#### 読む抜粋 ####
【コラム121:インフルエンザ脳症について】

年末あたりから大流行のインフルエンザ。今年度はA型が流行していますね。
約10年ほど前に、タミフル内服による異常行動の報道が相次ぎましたが、真相はご存知でしょうか?
平成30年日本医療研究開発機構(AMED)研究班の検討により、インフルエンザ罹患後の異常行動がタミフル(オセルタミビル)使用者に限った現象ではないと判断し、全ての抗インフルエンザ薬の添付文書について副作用の項に「因果関係は不明であるものの、インフルエンザ罹患時には、転落等に至るおそれのある異常行動(急に走り出す、徘徊する等)があらわれることがある」と追記されています。
つまり、インフルエンザウイルスそのものによる異常行動と、薬剤由来と考えられる異常行動に分かれるようです。原因はいずれにせよ、異常行動とも関連し、インフルエンザで最も恐ろしいのが「インフルエンザ脳症」です。
【インフルエンザ脳症について】
インフルエンザ罹患後の発熱から、早期の段階(多くは24-48時間以内)で、嘔吐、異常行動、意識障害、 けいれんなどがみられ、1歳をピークとして幼児期に最も多く見られます(男女間の差なし)。厚生労働省の研究班の調査結果から、日本ではおよそ次のような状況にあると推定されています。
#### 利用可能な資料 ####
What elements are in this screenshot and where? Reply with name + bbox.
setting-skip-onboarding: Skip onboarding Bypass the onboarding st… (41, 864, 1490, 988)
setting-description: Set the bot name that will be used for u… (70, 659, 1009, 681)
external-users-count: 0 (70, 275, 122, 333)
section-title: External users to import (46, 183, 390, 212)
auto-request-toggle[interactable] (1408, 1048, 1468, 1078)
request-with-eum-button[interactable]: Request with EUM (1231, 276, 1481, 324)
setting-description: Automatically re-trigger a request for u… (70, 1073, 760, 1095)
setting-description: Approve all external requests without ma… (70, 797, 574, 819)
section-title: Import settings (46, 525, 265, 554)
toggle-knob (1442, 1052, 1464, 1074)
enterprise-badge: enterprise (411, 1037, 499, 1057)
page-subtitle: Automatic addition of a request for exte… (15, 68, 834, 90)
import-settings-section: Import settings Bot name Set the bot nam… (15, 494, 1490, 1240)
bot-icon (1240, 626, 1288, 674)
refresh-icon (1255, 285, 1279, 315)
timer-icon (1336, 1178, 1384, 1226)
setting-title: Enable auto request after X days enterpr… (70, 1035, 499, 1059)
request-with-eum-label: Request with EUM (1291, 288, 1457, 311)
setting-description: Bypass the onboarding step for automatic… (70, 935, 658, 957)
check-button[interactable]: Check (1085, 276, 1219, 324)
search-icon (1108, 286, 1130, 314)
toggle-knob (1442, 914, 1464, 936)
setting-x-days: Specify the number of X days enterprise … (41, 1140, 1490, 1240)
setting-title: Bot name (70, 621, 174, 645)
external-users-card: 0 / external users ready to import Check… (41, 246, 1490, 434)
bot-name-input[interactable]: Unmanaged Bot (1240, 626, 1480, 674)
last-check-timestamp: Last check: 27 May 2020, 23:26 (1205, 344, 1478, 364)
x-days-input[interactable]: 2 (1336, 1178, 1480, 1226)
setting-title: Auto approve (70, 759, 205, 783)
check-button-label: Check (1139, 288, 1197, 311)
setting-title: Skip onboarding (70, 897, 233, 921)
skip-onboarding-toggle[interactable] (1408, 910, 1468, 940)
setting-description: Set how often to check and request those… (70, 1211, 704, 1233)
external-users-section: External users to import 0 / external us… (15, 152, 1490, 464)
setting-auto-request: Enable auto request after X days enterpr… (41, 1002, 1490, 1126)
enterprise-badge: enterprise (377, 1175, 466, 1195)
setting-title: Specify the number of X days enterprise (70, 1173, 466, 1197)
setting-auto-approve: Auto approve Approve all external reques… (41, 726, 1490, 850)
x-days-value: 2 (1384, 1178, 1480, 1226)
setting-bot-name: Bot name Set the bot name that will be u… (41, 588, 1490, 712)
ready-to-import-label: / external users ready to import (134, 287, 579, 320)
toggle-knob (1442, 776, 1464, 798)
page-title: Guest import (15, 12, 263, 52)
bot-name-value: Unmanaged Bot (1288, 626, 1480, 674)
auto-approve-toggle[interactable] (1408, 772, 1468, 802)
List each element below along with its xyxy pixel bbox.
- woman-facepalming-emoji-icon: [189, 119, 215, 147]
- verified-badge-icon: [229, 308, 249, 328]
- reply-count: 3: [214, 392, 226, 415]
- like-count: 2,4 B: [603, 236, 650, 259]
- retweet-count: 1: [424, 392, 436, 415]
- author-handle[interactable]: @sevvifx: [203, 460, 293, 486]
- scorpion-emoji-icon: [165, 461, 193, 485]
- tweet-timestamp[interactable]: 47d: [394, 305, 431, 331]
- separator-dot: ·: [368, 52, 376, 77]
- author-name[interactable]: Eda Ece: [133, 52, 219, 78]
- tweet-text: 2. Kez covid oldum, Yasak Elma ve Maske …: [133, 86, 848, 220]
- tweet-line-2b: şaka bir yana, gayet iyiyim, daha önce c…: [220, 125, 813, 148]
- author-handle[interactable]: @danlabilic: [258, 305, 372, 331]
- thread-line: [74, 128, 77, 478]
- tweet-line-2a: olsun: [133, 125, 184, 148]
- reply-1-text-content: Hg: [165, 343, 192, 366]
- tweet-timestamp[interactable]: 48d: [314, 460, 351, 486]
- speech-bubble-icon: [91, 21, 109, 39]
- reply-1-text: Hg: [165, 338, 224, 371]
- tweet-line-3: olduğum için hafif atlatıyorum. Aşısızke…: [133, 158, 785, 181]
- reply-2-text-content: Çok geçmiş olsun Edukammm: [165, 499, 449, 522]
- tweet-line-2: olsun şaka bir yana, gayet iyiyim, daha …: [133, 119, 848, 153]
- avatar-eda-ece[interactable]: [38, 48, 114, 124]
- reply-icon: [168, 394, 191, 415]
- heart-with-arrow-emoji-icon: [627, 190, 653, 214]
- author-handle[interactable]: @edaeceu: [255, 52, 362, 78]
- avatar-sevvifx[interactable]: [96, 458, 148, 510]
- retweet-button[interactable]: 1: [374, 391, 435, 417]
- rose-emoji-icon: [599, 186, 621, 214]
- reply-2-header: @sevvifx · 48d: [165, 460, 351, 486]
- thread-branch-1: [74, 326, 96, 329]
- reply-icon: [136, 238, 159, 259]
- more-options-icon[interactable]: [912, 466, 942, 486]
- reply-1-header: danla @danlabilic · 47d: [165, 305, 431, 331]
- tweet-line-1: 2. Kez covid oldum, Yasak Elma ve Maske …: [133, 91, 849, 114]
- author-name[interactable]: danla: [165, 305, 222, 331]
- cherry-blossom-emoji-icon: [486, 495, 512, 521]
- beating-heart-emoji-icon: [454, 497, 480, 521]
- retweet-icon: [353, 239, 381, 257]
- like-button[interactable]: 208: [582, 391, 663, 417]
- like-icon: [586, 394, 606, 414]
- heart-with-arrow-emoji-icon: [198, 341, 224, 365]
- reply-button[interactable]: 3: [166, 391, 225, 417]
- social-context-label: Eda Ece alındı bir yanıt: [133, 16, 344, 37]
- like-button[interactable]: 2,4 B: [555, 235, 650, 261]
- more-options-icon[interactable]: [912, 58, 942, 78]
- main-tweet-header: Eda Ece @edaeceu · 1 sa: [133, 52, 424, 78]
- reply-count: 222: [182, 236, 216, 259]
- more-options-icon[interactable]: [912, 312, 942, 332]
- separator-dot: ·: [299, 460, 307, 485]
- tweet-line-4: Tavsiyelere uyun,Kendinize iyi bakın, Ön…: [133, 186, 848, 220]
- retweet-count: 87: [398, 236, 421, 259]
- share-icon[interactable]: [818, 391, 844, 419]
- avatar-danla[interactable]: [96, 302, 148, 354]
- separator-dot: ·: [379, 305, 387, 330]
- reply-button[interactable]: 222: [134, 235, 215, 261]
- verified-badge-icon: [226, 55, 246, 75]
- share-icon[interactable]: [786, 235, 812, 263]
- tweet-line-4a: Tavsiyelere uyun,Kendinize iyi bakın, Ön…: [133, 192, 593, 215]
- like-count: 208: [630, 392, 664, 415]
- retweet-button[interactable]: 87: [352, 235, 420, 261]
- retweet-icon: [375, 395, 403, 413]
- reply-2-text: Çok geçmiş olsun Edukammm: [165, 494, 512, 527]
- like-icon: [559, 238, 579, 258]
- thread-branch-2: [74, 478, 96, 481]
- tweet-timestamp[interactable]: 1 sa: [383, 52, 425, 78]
####
:: 実施する作業 ::
インフルエンザ脳症についてのコラムを、最後の文の後から続けて書き進めよ。

:: 以下の結果 ::
・インフルエンザの流行によって異なるが、1シーズンに100~300人の小児がインフルエンザ脳症を発症する
・A香港型の流行時に多発するが、B型でも発症する
・死亡率は当初約30%であったが、最近は10%程度に低下した。しかし、後遺症は約25%に見られる
インフルエンザ脳症は、日本からの報告が多く、また、小児例が報告の中心となっているという特徴もあります。クリティカルケア領域では馴染みのある「せん妄」をイメージしていただくと良いかもしれません。インフルエンザが原因の異常行動も「急性の脳機能障害」です。特に小学生以下のお子さんがいるご家庭では、「インフルエンザもただの風邪だから」と静観せず、インフルエンザ脳症が危惧される場合には、脳症治療が行える適切な医療機関の受診が必要だということですね。